=== Aim of the exercise ===
Below are some records: retype them all exactly, but not the pictures.

***

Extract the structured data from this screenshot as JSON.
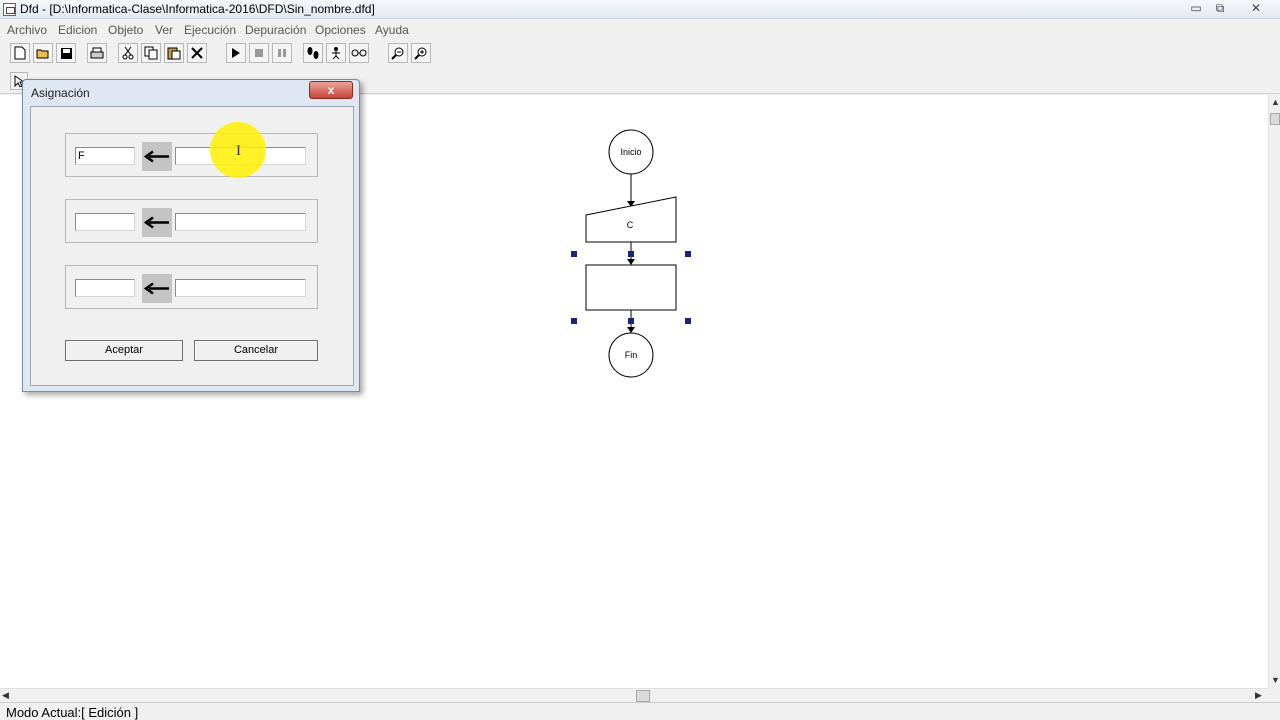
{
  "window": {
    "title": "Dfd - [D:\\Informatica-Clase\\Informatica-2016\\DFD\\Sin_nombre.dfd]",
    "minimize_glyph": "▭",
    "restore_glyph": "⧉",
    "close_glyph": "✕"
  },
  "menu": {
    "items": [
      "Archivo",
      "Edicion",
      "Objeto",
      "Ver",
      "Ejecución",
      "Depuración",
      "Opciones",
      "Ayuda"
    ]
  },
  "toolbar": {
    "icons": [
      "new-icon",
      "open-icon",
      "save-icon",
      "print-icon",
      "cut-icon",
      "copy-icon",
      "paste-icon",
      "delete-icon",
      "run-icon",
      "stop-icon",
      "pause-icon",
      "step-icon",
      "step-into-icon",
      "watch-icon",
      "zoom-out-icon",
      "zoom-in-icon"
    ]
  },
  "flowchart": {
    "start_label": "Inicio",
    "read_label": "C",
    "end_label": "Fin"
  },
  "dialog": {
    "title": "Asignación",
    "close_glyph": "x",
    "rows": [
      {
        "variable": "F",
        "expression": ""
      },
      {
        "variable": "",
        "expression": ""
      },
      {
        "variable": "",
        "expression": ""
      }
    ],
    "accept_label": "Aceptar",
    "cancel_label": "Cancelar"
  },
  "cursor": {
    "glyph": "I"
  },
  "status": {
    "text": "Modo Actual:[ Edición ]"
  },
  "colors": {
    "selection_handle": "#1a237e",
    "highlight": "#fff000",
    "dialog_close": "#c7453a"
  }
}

***

=== Task solution ===
Extract the structured data from this screenshot as JSON.
{
  "window": {
    "title": "Dfd - [D:\\Informatica-Clase\\Informatica-2016\\DFD\\Sin_nombre.dfd]",
    "minimize_glyph": "▭",
    "restore_glyph": "⧉",
    "close_glyph": "✕"
  },
  "menu": {
    "items": [
      "Archivo",
      "Edicion",
      "Objeto",
      "Ver",
      "Ejecución",
      "Depuración",
      "Opciones",
      "Ayuda"
    ]
  },
  "toolbar": {
    "icons": [
      "new-icon",
      "open-icon",
      "save-icon",
      "print-icon",
      "cut-icon",
      "copy-icon",
      "paste-icon",
      "delete-icon",
      "run-icon",
      "stop-icon",
      "pause-icon",
      "step-icon",
      "step-into-icon",
      "watch-icon",
      "zoom-out-icon",
      "zoom-in-icon"
    ]
  },
  "flowchart": {
    "start_label": "Inicio",
    "read_label": "C",
    "end_label": "Fin"
  },
  "dialog": {
    "title": "Asignación",
    "close_glyph": "x",
    "rows": [
      {
        "variable": "F",
        "expression": ""
      },
      {
        "variable": "",
        "expression": ""
      },
      {
        "variable": "",
        "expression": ""
      }
    ],
    "accept_label": "Aceptar",
    "cancel_label": "Cancelar"
  },
  "cursor": {
    "glyph": "I"
  },
  "status": {
    "text": "Modo Actual:[ Edición ]"
  },
  "colors": {
    "selection_handle": "#1a237e",
    "highlight": "#fff000",
    "dialog_close": "#c7453a"
  }
}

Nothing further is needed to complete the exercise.